* [EXERCISE GOAL]:
Return the entries below in their exact form, leaving the pictures out.
___ INPUT FOR THIS TASK ___
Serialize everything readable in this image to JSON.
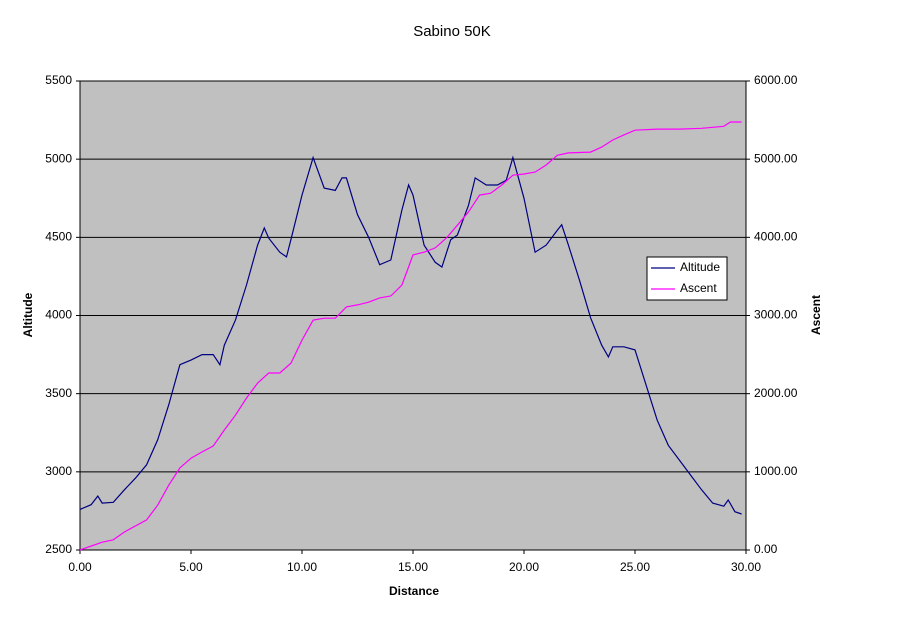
{
  "chart_data": {
    "type": "line",
    "title": "Sabino 50K",
    "x_label": "Distance",
    "y_label": "Altitude",
    "y2_label": "Ascent",
    "xlim": [
      0,
      30
    ],
    "xticks": [
      {
        "value": 0,
        "label": "0.00"
      },
      {
        "value": 5,
        "label": "5.00"
      },
      {
        "value": 10,
        "label": "10.00"
      },
      {
        "value": 15,
        "label": "15.00"
      },
      {
        "value": 20,
        "label": "20.00"
      },
      {
        "value": 25,
        "label": "25.00"
      },
      {
        "value": 30,
        "label": "30.00"
      }
    ],
    "ylim": [
      2500,
      5500
    ],
    "yticks": [
      2500,
      3000,
      3500,
      4000,
      4500,
      5000,
      5500
    ],
    "y2lim": [
      0,
      6000
    ],
    "y2ticks": [
      {
        "value": 0,
        "label": "0.00"
      },
      {
        "value": 1000,
        "label": "1000.00"
      },
      {
        "value": 2000,
        "label": "2000.00"
      },
      {
        "value": 3000,
        "label": "3000.00"
      },
      {
        "value": 4000,
        "label": "4000.00"
      },
      {
        "value": 5000,
        "label": "5000.00"
      },
      {
        "value": 6000,
        "label": "6000.00"
      }
    ],
    "grid": true,
    "legend": "right",
    "plot_background": "#c0c0c0",
    "series": [
      {
        "name": "Altitude",
        "color": "#000080",
        "x": [
          0,
          0.5,
          0.8,
          1.0,
          1.5,
          2.0,
          2.5,
          3.0,
          3.5,
          4.0,
          4.5,
          5.0,
          5.5,
          6.0,
          6.3,
          6.5,
          7.0,
          7.5,
          8.0,
          8.3,
          8.5,
          9.0,
          9.3,
          9.5,
          10.0,
          10.5,
          11.0,
          11.5,
          11.8,
          12.0,
          12.5,
          13.0,
          13.5,
          14.0,
          14.5,
          14.8,
          15.0,
          15.5,
          16.0,
          16.3,
          16.7,
          17.0,
          17.5,
          17.8,
          18.3,
          18.8,
          19.2,
          19.5,
          20.0,
          20.5,
          21.0,
          21.5,
          21.7,
          22.0,
          22.5,
          23.0,
          23.5,
          23.8,
          24.0,
          24.5,
          25.0,
          25.5,
          26.0,
          26.5,
          27.0,
          27.5,
          28.0,
          28.5,
          29.0,
          29.2,
          29.5,
          29.8
        ],
        "values": [
          2760,
          2790,
          2845,
          2800,
          2805,
          2885,
          2960,
          3045,
          3205,
          3430,
          3685,
          3715,
          3750,
          3750,
          3685,
          3810,
          3970,
          4195,
          4450,
          4560,
          4495,
          4405,
          4375,
          4485,
          4770,
          5010,
          4815,
          4800,
          4880,
          4880,
          4645,
          4500,
          4325,
          4355,
          4675,
          4835,
          4770,
          4450,
          4340,
          4310,
          4485,
          4515,
          4705,
          4880,
          4835,
          4835,
          4865,
          5010,
          4750,
          4405,
          4450,
          4545,
          4580,
          4450,
          4225,
          3985,
          3810,
          3735,
          3800,
          3800,
          3780,
          3555,
          3330,
          3170,
          3075,
          2980,
          2885,
          2800,
          2780,
          2820,
          2745,
          2730
        ]
      },
      {
        "name": "Ascent",
        "color": "#ff00ff",
        "axis": "y2",
        "x": [
          0,
          1.0,
          1.5,
          2.0,
          3.0,
          3.5,
          4.0,
          4.5,
          5.0,
          5.5,
          6.0,
          6.5,
          7.0,
          7.5,
          8.0,
          8.5,
          9.0,
          9.5,
          10.0,
          10.5,
          11.0,
          11.5,
          12.0,
          12.5,
          13.0,
          13.5,
          14.0,
          14.5,
          15.0,
          15.5,
          16.0,
          16.5,
          17.0,
          17.5,
          18.0,
          18.5,
          19.0,
          19.5,
          20.0,
          20.5,
          21.0,
          21.5,
          22.0,
          23.0,
          23.5,
          24.0,
          24.5,
          25.0,
          26.0,
          27.0,
          28.0,
          29.0,
          29.3,
          29.8
        ],
        "values": [
          0,
          100,
          130,
          230,
          385,
          575,
          830,
          1050,
          1175,
          1255,
          1330,
          1535,
          1725,
          1945,
          2135,
          2265,
          2265,
          2390,
          2685,
          2940,
          2965,
          2965,
          3110,
          3135,
          3170,
          3225,
          3250,
          3390,
          3775,
          3810,
          3865,
          3990,
          4155,
          4325,
          4540,
          4565,
          4670,
          4795,
          4810,
          4835,
          4925,
          5050,
          5080,
          5090,
          5155,
          5245,
          5310,
          5370,
          5385,
          5385,
          5395,
          5420,
          5475,
          5475
        ]
      }
    ]
  }
}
___
* [EXERCISE RESULT]:
Serialize everything readable in this image to JSON.
{
  "chart_data": {
    "type": "line",
    "title": "Sabino 50K",
    "x_label": "Distance",
    "y_label": "Altitude",
    "y2_label": "Ascent",
    "xlim": [
      0,
      30
    ],
    "xticks": [
      {
        "value": 0,
        "label": "0.00"
      },
      {
        "value": 5,
        "label": "5.00"
      },
      {
        "value": 10,
        "label": "10.00"
      },
      {
        "value": 15,
        "label": "15.00"
      },
      {
        "value": 20,
        "label": "20.00"
      },
      {
        "value": 25,
        "label": "25.00"
      },
      {
        "value": 30,
        "label": "30.00"
      }
    ],
    "ylim": [
      2500,
      5500
    ],
    "yticks": [
      2500,
      3000,
      3500,
      4000,
      4500,
      5000,
      5500
    ],
    "y2lim": [
      0,
      6000
    ],
    "y2ticks": [
      {
        "value": 0,
        "label": "0.00"
      },
      {
        "value": 1000,
        "label": "1000.00"
      },
      {
        "value": 2000,
        "label": "2000.00"
      },
      {
        "value": 3000,
        "label": "3000.00"
      },
      {
        "value": 4000,
        "label": "4000.00"
      },
      {
        "value": 5000,
        "label": "5000.00"
      },
      {
        "value": 6000,
        "label": "6000.00"
      }
    ],
    "grid": true,
    "legend": "right",
    "plot_background": "#c0c0c0",
    "series": [
      {
        "name": "Altitude",
        "color": "#000080",
        "x": [
          0,
          0.5,
          0.8,
          1.0,
          1.5,
          2.0,
          2.5,
          3.0,
          3.5,
          4.0,
          4.5,
          5.0,
          5.5,
          6.0,
          6.3,
          6.5,
          7.0,
          7.5,
          8.0,
          8.3,
          8.5,
          9.0,
          9.3,
          9.5,
          10.0,
          10.5,
          11.0,
          11.5,
          11.8,
          12.0,
          12.5,
          13.0,
          13.5,
          14.0,
          14.5,
          14.8,
          15.0,
          15.5,
          16.0,
          16.3,
          16.7,
          17.0,
          17.5,
          17.8,
          18.3,
          18.8,
          19.2,
          19.5,
          20.0,
          20.5,
          21.0,
          21.5,
          21.7,
          22.0,
          22.5,
          23.0,
          23.5,
          23.8,
          24.0,
          24.5,
          25.0,
          25.5,
          26.0,
          26.5,
          27.0,
          27.5,
          28.0,
          28.5,
          29.0,
          29.2,
          29.5,
          29.8
        ],
        "values": [
          2760,
          2790,
          2845,
          2800,
          2805,
          2885,
          2960,
          3045,
          3205,
          3430,
          3685,
          3715,
          3750,
          3750,
          3685,
          3810,
          3970,
          4195,
          4450,
          4560,
          4495,
          4405,
          4375,
          4485,
          4770,
          5010,
          4815,
          4800,
          4880,
          4880,
          4645,
          4500,
          4325,
          4355,
          4675,
          4835,
          4770,
          4450,
          4340,
          4310,
          4485,
          4515,
          4705,
          4880,
          4835,
          4835,
          4865,
          5010,
          4750,
          4405,
          4450,
          4545,
          4580,
          4450,
          4225,
          3985,
          3810,
          3735,
          3800,
          3800,
          3780,
          3555,
          3330,
          3170,
          3075,
          2980,
          2885,
          2800,
          2780,
          2820,
          2745,
          2730
        ]
      },
      {
        "name": "Ascent",
        "color": "#ff00ff",
        "axis": "y2",
        "x": [
          0,
          1.0,
          1.5,
          2.0,
          3.0,
          3.5,
          4.0,
          4.5,
          5.0,
          5.5,
          6.0,
          6.5,
          7.0,
          7.5,
          8.0,
          8.5,
          9.0,
          9.5,
          10.0,
          10.5,
          11.0,
          11.5,
          12.0,
          12.5,
          13.0,
          13.5,
          14.0,
          14.5,
          15.0,
          15.5,
          16.0,
          16.5,
          17.0,
          17.5,
          18.0,
          18.5,
          19.0,
          19.5,
          20.0,
          20.5,
          21.0,
          21.5,
          22.0,
          23.0,
          23.5,
          24.0,
          24.5,
          25.0,
          26.0,
          27.0,
          28.0,
          29.0,
          29.3,
          29.8
        ],
        "values": [
          0,
          100,
          130,
          230,
          385,
          575,
          830,
          1050,
          1175,
          1255,
          1330,
          1535,
          1725,
          1945,
          2135,
          2265,
          2265,
          2390,
          2685,
          2940,
          2965,
          2965,
          3110,
          3135,
          3170,
          3225,
          3250,
          3390,
          3775,
          3810,
          3865,
          3990,
          4155,
          4325,
          4540,
          4565,
          4670,
          4795,
          4810,
          4835,
          4925,
          5050,
          5080,
          5090,
          5155,
          5245,
          5310,
          5370,
          5385,
          5385,
          5395,
          5420,
          5475,
          5475
        ]
      }
    ]
  }
}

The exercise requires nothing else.